# [TASK DIRECTIONS]
Copy every record below, exactly as written.

[A block of data]
------------------------------

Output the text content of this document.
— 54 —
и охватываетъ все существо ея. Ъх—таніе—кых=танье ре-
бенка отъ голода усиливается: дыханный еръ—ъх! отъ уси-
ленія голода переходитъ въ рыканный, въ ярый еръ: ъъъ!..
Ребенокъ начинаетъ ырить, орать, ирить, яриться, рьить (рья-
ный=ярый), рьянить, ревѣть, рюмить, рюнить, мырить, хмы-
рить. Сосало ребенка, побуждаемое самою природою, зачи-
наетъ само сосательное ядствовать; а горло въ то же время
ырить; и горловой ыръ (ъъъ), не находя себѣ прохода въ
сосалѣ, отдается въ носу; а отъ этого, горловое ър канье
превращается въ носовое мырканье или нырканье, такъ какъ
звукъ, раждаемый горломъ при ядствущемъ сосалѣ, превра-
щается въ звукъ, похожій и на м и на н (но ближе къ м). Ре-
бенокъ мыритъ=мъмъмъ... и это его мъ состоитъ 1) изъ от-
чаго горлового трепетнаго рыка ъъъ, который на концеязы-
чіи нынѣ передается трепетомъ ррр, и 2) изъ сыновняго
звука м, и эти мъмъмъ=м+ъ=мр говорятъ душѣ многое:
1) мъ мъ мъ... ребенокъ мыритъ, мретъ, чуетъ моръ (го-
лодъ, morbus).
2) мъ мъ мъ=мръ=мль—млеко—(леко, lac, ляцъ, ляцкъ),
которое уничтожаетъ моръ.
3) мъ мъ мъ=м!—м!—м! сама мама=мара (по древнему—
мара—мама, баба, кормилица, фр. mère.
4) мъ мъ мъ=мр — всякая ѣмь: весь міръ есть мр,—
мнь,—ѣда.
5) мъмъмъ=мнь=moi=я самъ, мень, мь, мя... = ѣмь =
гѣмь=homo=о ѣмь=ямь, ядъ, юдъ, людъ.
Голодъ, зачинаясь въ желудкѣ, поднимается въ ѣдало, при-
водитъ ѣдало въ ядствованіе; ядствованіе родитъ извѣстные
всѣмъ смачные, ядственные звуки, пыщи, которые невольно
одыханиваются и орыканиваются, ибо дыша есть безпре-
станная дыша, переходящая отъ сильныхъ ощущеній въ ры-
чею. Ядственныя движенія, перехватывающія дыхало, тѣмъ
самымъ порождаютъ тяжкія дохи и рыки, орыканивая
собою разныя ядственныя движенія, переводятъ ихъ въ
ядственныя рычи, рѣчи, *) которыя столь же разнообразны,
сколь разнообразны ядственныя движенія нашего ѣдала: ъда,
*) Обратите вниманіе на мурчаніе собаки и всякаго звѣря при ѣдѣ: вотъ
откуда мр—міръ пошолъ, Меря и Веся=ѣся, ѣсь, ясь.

------------------------------

# [ANSWER TO THIS TASK]
Output the text content of this document.
— 54 —
и охватываетъ все существо ея. Ъх—таніе—кых=танье ре-
бенка отъ голода усиливается: дыханный еръ—ъх! отъ уси-
ленія голода переходитъ въ рыканный, въ ярый еръ: ъъъ!..
Ребенокъ начинаетъ ырить, орать, ирить, яриться, рьить (рья-
ный=ярый), рьянить, ревѣть, рюмить, рюнить, мырить, хмы-
рить. Сосало ребенка, побуждаемое самою природою, зачи-
наетъ само сосательное ядствовать; а горло въ то же время
ырить; и горловой ыръ (ъъъ), не находя себѣ прохода въ
сосалѣ, отдается въ носу; а отъ этого, горловое ър канье
превращается въ носовое мырканье или нырканье, такъ какъ
звукъ, раждаемый горломъ при ядствущемъ сосалѣ, превра-
щается въ звукъ, похожій и на м и на н (но ближе къ м). Ре-
бенокъ мыритъ=мъмъмъ... и это его мъ состоитъ 1) изъ от-
чаго горлового трепетнаго рыка ъъъ, который на концеязы-
чіи нынѣ передается трепетомъ ррр, и 2) изъ сыновняго
звука м, и эти мъмъмъ=м+ъ=мр говорятъ душѣ многое:
1) мъ мъ мъ... ребенокъ мыритъ, мретъ, чуетъ моръ (го-
лодъ, morbus).
2) мъ мъ мъ=мръ=мль—млеко—(леко, lac, ляцъ, ляцкъ),
которое уничтожаетъ моръ.
3) мъ мъ мъ=м!—м!—м! сама мама=мара (по древнему—
мара—мама, баба, кормилица, фр. mère.
4) мъ мъ мъ=мр — всякая ѣмь: весь міръ есть мр,—
мнь,—ѣда.
5) мъмъмъ=мнь=moi=я самъ, мень, мь, мя... = ѣмь =
гѣмь=homo=о ѣмь=ямь, ядъ, юдъ, людъ.
Голодъ, зачинаясь въ желудкѣ, поднимается въ ѣдало, при-
водитъ ѣдало въ ядствованіе; ядствованіе родитъ извѣстные
всѣмъ смачные, ядственные звуки, пыщи, которые невольно
одыханиваются и орыканиваются, ибо дыша есть безпре-
станная дыша, переходящая отъ сильныхъ ощущеній въ ры-
чею. Ядственныя движенія, перехватывающія дыхало, тѣмъ
самымъ порождаютъ тяжкія дохи и рыки, орыканивая
собою разныя ядственныя движенія, переводятъ ихъ въ
ядственныя рычи, рѣчи, *) которыя столь же разнообразны,
сколь разнообразны ядственныя движенія нашего ѣдала: ъда,
*) Обратите вниманіе на мурчаніе собаки и всякаго звѣря при ѣдѣ: вотъ
откуда мр—міръ пошолъ, Меря и Веся=ѣся, ѣсь, ясь.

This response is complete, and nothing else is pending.